## Objective 1
In the battery tester description, translate this sentence into Spanish: "A simple way of establishing the capacity of a storage battery is to recharge it and then discharge it again in a controlled manner."
## Objective 2
According to the specifications in the battery tester description, what is the range of the charging current?

## Excerpt provided
::::::::::

A simple Platino-based battery Tester is designed for not too demanding (hobbyist) applications. A simple way of establishing the capacity of a storage battery is to recharge it and then discharge it again in a controlled manner.

The Platino Battery Tester device uses the Elektor’s Platino board to design a real time, straight forward, non-complicated design which can check accurately whether a battery’s capacity can be refreshed after a couple of charge/discharge cycles or it has reached the end of its useful life irreparably. The battery Tester is Inspired by Elektor’s Rechargeable Battery Checker project.

Battery tester must be used in discharging mode to check the capacity of a fully charged battery. Charging mode is additionally given to charge any discharged battery thus the charging mode can be used as a battery charger to charge different batteries.  

Specifications

  • DC Input:   12V to 18V DC
  • Elektor Platino with ATMEGA328P/ATMEGA328 microcontroller.
  • 16 X 2 LCD Display.
  • Charging voltage ranges from 0.5 – 4.0 volts
  • Charging current ranges from 50mA – 1000mA

Features

The Platino-based Battery Tester is divided into two major sections one is the hardware and another is software, both are responsible for the stability and accuracy of Input and output.  The heart of the project is the PLATINO MCU board which contains the ATMEGA328P/ ATMEGA328. The unit can check and charge rechargeable batteries of up to 4V / 1000mAh rating. The unit can be made more advanced by increasing its range to check battery of upto 12V by changing a few components and the software.

::::::::::

## Dataset extract
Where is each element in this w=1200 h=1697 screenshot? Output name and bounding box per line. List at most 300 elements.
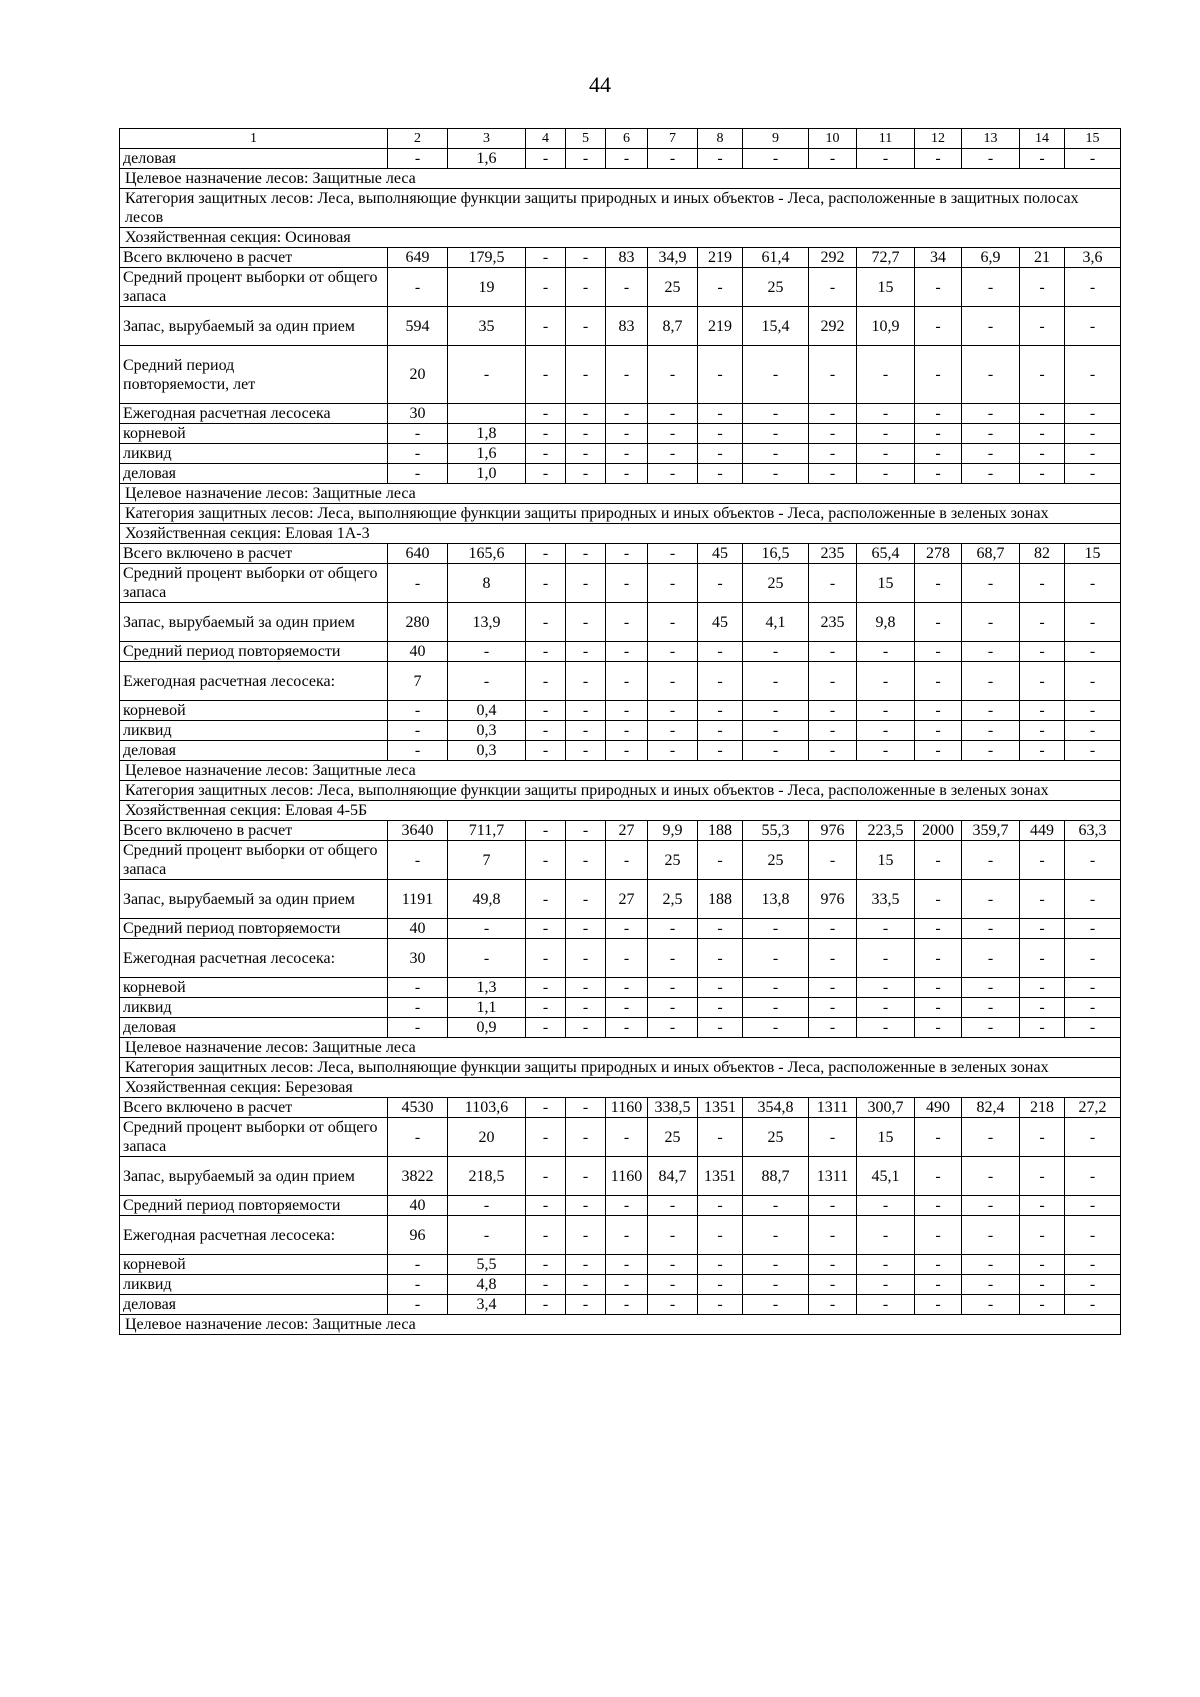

::::::::::

## Written response 1
Una forma sencilla de determinar la capacidad de una batería de almacenamiento es recargarla y luego descargarla de nuevo de manera controlada.

## Written response 2
50 mA to 1000 mA